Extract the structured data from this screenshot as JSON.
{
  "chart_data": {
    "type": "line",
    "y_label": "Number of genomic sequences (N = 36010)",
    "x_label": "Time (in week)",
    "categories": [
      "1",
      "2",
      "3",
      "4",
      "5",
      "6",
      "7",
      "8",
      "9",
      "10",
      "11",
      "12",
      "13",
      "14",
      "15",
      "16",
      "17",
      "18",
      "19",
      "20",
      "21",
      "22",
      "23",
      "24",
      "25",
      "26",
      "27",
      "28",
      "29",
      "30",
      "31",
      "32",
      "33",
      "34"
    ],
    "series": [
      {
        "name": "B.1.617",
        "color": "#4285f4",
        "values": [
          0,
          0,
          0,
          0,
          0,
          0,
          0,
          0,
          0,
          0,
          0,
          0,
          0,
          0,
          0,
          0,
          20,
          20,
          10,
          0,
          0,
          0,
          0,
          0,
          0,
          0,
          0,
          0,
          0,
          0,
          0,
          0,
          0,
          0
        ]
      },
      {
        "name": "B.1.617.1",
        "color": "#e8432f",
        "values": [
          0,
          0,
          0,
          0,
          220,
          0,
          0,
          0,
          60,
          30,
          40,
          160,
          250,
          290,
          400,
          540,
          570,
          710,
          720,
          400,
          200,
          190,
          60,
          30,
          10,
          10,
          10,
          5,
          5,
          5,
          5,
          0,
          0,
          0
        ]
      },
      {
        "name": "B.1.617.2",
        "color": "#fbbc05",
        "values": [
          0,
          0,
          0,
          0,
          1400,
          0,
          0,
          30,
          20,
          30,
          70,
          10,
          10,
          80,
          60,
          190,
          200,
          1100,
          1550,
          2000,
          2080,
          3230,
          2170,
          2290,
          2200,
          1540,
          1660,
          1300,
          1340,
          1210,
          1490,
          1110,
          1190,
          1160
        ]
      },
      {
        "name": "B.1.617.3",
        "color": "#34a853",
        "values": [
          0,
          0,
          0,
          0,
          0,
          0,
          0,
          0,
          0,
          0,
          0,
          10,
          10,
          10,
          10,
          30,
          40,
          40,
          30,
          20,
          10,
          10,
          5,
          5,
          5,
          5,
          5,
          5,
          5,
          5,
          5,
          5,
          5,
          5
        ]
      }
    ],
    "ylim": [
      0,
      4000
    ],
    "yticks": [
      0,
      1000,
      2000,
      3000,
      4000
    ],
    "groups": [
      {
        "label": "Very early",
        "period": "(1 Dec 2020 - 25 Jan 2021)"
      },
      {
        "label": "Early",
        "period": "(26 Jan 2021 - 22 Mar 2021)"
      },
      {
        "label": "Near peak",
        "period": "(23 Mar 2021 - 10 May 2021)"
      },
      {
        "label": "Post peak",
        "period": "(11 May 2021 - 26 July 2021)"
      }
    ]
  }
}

§ **Work instructions**: Scan the records above for the word "period". Copy each line that has it.

§ **Result of this exercise**:
        "period": "(1 Dec 2020 - 25 Jan 2021)"
        "period": "(26 Jan 2021 - 22 Mar 2021)"
        "period": "(23 Mar 2021 - 10 May 2021)"
        "period": "(11 May 2021 - 26 July 2021)"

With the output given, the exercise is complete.